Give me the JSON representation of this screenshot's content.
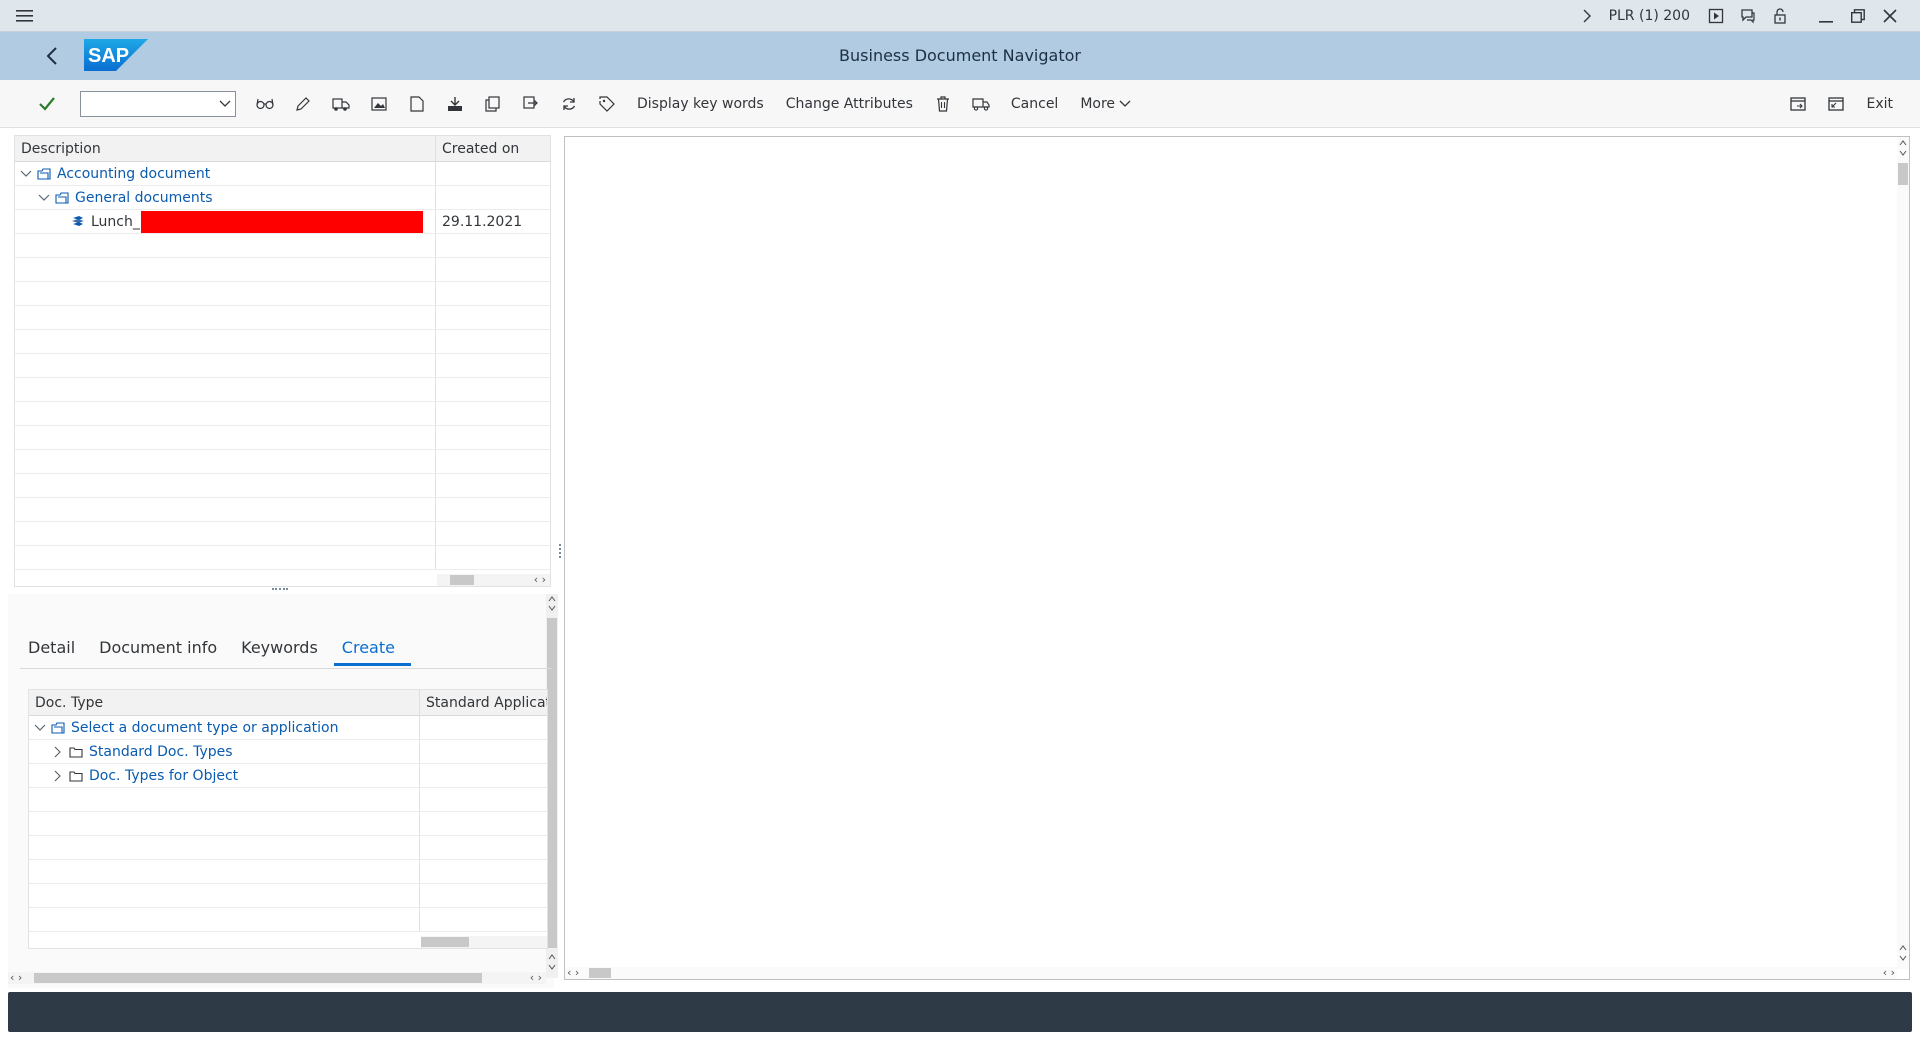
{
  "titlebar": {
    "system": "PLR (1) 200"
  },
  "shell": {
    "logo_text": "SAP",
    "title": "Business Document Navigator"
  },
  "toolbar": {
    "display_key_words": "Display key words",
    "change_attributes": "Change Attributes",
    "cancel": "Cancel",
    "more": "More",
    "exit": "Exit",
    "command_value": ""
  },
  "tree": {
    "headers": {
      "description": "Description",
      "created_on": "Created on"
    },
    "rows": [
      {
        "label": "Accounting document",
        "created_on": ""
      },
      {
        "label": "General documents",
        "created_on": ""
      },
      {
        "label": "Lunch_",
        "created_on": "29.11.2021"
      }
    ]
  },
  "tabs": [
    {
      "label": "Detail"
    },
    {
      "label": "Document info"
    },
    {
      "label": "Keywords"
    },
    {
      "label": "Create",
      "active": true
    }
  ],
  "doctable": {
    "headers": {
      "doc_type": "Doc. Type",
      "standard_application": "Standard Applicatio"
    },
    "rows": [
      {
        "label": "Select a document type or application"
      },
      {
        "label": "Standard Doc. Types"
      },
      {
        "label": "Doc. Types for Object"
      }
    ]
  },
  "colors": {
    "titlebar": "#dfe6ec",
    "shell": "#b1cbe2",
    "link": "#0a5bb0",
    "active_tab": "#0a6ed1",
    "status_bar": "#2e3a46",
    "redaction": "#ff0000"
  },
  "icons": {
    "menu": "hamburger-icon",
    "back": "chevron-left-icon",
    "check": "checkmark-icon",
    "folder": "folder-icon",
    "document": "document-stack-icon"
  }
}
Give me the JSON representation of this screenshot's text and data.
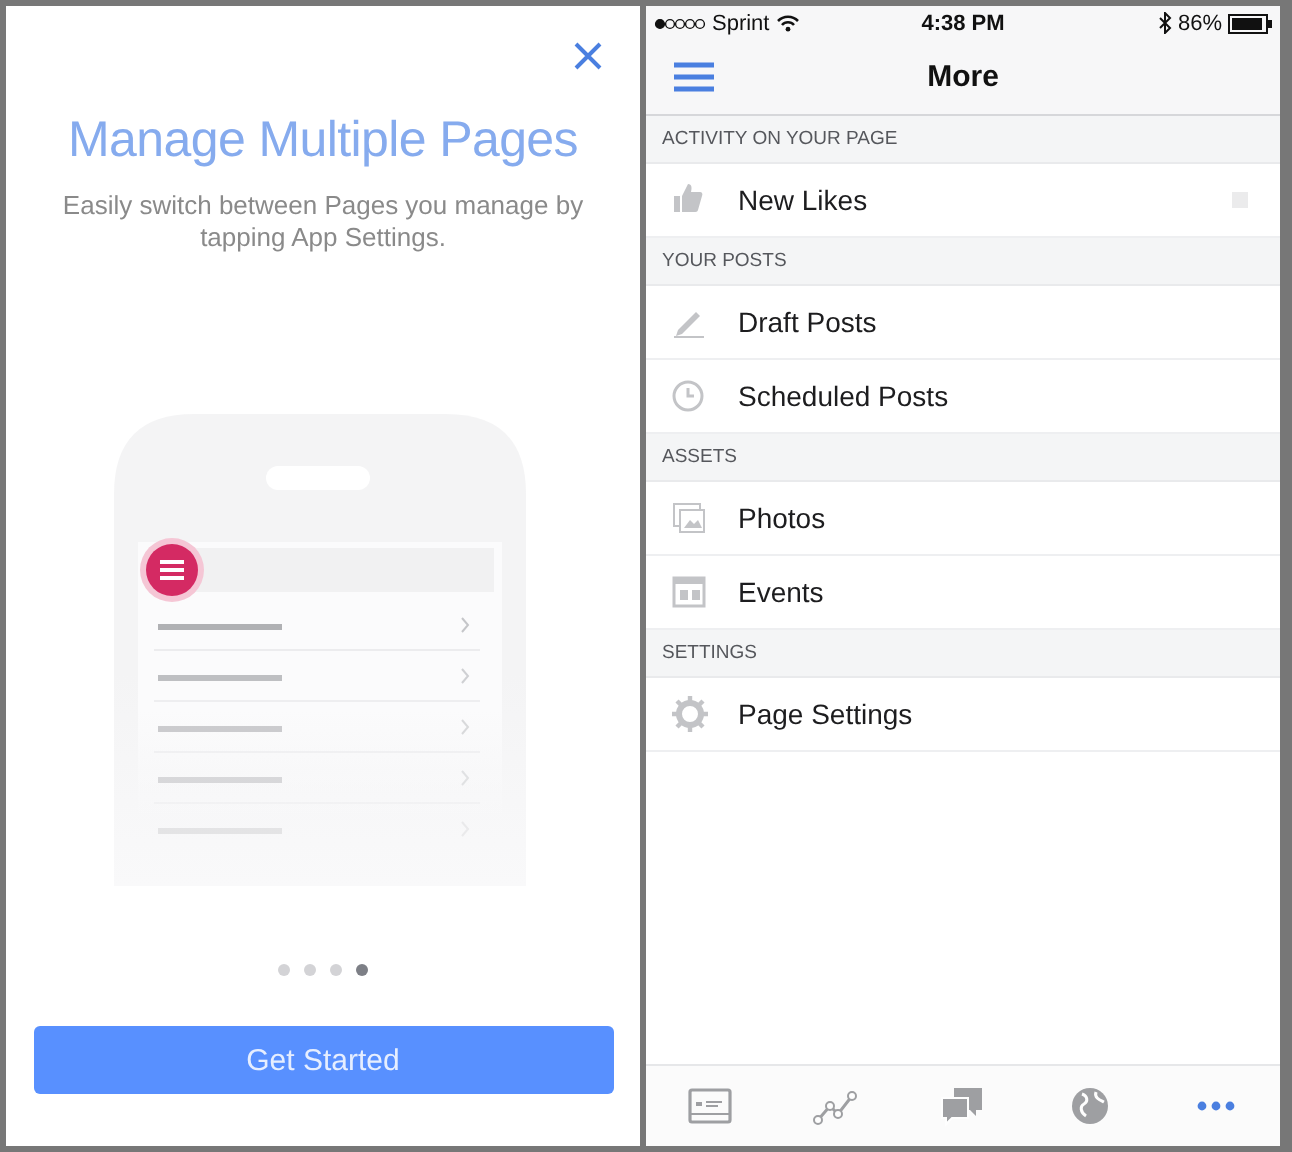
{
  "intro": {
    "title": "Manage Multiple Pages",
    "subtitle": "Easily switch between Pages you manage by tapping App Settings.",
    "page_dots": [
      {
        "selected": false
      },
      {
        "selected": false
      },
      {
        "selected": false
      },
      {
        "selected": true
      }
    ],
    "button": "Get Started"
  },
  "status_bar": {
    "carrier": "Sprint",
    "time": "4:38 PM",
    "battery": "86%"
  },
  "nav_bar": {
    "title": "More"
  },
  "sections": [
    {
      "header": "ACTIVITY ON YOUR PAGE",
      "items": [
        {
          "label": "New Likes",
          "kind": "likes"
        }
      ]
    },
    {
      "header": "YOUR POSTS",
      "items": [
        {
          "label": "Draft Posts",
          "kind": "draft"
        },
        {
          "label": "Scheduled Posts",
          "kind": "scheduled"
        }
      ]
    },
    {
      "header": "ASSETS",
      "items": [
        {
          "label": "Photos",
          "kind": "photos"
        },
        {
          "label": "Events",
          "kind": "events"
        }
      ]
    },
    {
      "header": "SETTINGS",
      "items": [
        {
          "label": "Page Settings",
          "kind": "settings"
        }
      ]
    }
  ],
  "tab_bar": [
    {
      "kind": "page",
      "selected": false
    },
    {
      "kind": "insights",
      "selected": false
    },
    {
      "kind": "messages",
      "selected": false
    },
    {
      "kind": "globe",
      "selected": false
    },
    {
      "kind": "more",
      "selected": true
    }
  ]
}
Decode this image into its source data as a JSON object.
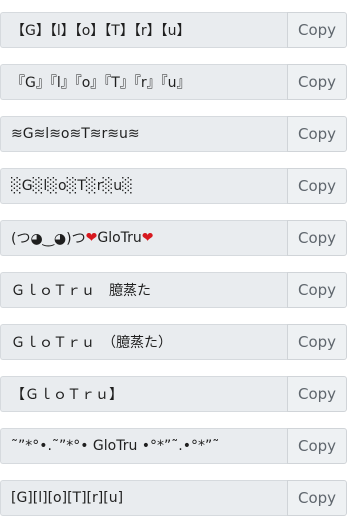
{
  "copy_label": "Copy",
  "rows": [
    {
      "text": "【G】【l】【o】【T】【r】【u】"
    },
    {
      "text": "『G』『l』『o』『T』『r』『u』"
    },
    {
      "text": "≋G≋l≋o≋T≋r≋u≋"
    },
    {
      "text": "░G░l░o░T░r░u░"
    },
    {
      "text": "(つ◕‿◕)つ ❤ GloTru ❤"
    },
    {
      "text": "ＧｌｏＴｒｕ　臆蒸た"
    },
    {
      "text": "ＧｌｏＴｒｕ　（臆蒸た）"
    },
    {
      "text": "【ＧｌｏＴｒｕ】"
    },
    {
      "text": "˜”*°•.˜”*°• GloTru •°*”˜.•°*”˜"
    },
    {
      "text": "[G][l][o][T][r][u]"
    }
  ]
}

**Problem statement:**
Each entry must be retyped word for word, with every image omitted.

**Solution to this exercise:**
Give me the JSON representation of this screenshot's content.
{
  "titlebar": {
    "system": "PLR (1) 200"
  },
  "shell": {
    "logo_text": "SAP",
    "title": "Business Document Navigator"
  },
  "toolbar": {
    "display_key_words": "Display key words",
    "change_attributes": "Change Attributes",
    "cancel": "Cancel",
    "more": "More",
    "exit": "Exit",
    "command_value": ""
  },
  "tree": {
    "headers": {
      "description": "Description",
      "created_on": "Created on"
    },
    "rows": [
      {
        "label": "Accounting document",
        "created_on": ""
      },
      {
        "label": "General documents",
        "created_on": ""
      },
      {
        "label": "Lunch_",
        "created_on": "29.11.2021"
      }
    ]
  },
  "tabs": [
    {
      "label": "Detail"
    },
    {
      "label": "Document info"
    },
    {
      "label": "Keywords"
    },
    {
      "label": "Create",
      "active": true
    }
  ],
  "doctable": {
    "headers": {
      "doc_type": "Doc. Type",
      "standard_application": "Standard Applicatio"
    },
    "rows": [
      {
        "label": "Select a document type or application"
      },
      {
        "label": "Standard Doc. Types"
      },
      {
        "label": "Doc. Types for Object"
      }
    ]
  },
  "colors": {
    "titlebar": "#dfe6ec",
    "shell": "#b1cbe2",
    "link": "#0a5bb0",
    "active_tab": "#0a6ed1",
    "status_bar": "#2e3a46",
    "redaction": "#ff0000"
  },
  "icons": {
    "menu": "hamburger-icon",
    "back": "chevron-left-icon",
    "check": "checkmark-icon",
    "folder": "folder-icon",
    "document": "document-stack-icon"
  }
}
Give me the JSON representation of this screenshot's text and data.
{
  "intro": {
    "title": "Manage Multiple Pages",
    "subtitle": "Easily switch between Pages you manage by tapping App Settings.",
    "page_dots": [
      {
        "selected": false
      },
      {
        "selected": false
      },
      {
        "selected": false
      },
      {
        "selected": true
      }
    ],
    "button": "Get Started"
  },
  "status_bar": {
    "carrier": "Sprint",
    "time": "4:38 PM",
    "battery": "86%"
  },
  "nav_bar": {
    "title": "More"
  },
  "sections": [
    {
      "header": "ACTIVITY ON YOUR PAGE",
      "items": [
        {
          "label": "New Likes",
          "kind": "likes"
        }
      ]
    },
    {
      "header": "YOUR POSTS",
      "items": [
        {
          "label": "Draft Posts",
          "kind": "draft"
        },
        {
          "label": "Scheduled Posts",
          "kind": "scheduled"
        }
      ]
    },
    {
      "header": "ASSETS",
      "items": [
        {
          "label": "Photos",
          "kind": "photos"
        },
        {
          "label": "Events",
          "kind": "events"
        }
      ]
    },
    {
      "header": "SETTINGS",
      "items": [
        {
          "label": "Page Settings",
          "kind": "settings"
        }
      ]
    }
  ],
  "tab_bar": [
    {
      "kind": "page",
      "selected": false
    },
    {
      "kind": "insights",
      "selected": false
    },
    {
      "kind": "messages",
      "selected": false
    },
    {
      "kind": "globe",
      "selected": false
    },
    {
      "kind": "more",
      "selected": true
    }
  ]
}
Decode this image into its source data as a JSON object.
{
  "copy_label": "Copy",
  "rows": [
    {
      "text": "【G】【l】【o】【T】【r】【u】"
    },
    {
      "text": "『G』『l』『o』『T』『r』『u』"
    },
    {
      "text": "≋G≋l≋o≋T≋r≋u≋"
    },
    {
      "text": "░G░l░o░T░r░u░"
    },
    {
      "text": "(つ◕‿◕)つ ❤ GloTru ❤"
    },
    {
      "text": "ＧｌｏＴｒｕ　臆蒸た"
    },
    {
      "text": "ＧｌｏＴｒｕ　（臆蒸た）"
    },
    {
      "text": "【ＧｌｏＴｒｕ】"
    },
    {
      "text": "˜”*°•.˜”*°• GloTru •°*”˜.•°*”˜"
    },
    {
      "text": "[G][l][o][T][r][u]"
    }
  ]
}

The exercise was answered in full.